### EXERCISE PROMPT
Locate and copy all lines bearing the word "name".

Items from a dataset
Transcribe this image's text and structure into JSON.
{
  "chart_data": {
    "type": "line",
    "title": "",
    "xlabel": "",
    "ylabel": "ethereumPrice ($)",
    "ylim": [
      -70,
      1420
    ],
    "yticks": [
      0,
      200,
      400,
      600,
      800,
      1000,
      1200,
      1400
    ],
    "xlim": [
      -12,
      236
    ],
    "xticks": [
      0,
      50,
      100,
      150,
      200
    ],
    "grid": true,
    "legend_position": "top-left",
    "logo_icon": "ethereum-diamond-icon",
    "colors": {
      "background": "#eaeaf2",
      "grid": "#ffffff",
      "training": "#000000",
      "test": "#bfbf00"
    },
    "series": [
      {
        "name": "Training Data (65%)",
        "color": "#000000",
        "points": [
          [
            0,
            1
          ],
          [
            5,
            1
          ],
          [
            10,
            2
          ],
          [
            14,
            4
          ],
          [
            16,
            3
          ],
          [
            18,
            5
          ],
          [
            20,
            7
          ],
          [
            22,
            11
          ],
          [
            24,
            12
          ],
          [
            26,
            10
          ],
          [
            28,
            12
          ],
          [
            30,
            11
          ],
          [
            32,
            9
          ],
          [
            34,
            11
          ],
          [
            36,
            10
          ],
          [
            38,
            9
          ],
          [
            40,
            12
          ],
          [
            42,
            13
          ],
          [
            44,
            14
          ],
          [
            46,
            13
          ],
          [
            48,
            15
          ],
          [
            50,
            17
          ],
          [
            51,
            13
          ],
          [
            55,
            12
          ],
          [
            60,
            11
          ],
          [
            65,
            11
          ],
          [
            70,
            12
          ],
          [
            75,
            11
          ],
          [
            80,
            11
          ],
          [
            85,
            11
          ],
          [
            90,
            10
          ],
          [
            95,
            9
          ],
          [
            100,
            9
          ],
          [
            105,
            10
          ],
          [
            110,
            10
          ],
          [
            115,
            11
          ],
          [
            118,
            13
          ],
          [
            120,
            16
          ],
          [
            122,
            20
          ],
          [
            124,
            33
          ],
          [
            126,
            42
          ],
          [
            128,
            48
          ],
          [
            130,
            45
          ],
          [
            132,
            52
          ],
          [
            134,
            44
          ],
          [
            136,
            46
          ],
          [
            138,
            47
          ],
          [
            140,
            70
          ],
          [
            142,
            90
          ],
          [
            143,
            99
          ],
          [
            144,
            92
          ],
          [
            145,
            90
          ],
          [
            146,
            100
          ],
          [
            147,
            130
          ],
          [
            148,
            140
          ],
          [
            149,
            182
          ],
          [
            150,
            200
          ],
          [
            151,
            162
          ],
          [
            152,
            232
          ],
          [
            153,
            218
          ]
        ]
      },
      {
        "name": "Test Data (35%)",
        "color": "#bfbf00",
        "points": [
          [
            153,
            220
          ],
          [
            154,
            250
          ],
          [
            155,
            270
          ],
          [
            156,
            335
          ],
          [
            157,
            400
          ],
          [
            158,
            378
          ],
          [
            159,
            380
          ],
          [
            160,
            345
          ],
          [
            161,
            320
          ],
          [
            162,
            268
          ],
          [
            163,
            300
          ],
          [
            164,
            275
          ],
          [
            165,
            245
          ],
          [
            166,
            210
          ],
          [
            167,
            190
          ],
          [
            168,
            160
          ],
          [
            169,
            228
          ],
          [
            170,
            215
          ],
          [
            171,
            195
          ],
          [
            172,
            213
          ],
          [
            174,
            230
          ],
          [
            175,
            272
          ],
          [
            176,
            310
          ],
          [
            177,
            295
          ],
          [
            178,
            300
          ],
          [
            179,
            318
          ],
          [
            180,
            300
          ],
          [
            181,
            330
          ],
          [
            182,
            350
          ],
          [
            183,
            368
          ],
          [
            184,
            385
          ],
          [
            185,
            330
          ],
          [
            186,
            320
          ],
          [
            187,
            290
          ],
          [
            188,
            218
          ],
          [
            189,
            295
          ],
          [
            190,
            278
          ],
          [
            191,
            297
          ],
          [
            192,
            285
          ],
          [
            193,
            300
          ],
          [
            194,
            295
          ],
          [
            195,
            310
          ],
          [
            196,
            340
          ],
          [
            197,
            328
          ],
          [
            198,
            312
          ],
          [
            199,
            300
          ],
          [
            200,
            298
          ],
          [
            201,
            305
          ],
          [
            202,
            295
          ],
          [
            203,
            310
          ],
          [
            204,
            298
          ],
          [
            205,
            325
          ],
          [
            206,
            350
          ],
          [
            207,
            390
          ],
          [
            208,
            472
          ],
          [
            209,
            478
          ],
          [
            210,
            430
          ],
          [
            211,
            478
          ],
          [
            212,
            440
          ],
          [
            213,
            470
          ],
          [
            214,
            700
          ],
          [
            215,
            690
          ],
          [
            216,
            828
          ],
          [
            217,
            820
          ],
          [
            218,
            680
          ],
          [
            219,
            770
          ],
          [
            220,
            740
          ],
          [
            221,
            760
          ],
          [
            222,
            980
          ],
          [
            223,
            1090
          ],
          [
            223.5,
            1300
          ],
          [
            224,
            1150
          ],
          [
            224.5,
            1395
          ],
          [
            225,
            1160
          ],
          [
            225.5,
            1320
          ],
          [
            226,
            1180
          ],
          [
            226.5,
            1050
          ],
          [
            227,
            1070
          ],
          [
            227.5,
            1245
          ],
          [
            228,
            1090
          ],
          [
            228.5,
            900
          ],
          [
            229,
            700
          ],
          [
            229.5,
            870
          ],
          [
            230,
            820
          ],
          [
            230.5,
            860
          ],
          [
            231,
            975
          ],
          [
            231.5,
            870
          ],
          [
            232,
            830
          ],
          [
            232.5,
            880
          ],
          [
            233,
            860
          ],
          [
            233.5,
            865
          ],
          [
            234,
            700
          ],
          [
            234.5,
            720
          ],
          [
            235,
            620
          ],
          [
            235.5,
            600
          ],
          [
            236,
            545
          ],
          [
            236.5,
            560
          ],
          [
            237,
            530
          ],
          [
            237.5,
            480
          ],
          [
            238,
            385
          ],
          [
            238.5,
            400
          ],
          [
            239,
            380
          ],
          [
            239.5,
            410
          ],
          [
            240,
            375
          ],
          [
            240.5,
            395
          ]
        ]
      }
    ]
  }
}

### COMPLETE RESPONSE
        "name": "Training Data (65%)",
        "name": "Test Data (35%)",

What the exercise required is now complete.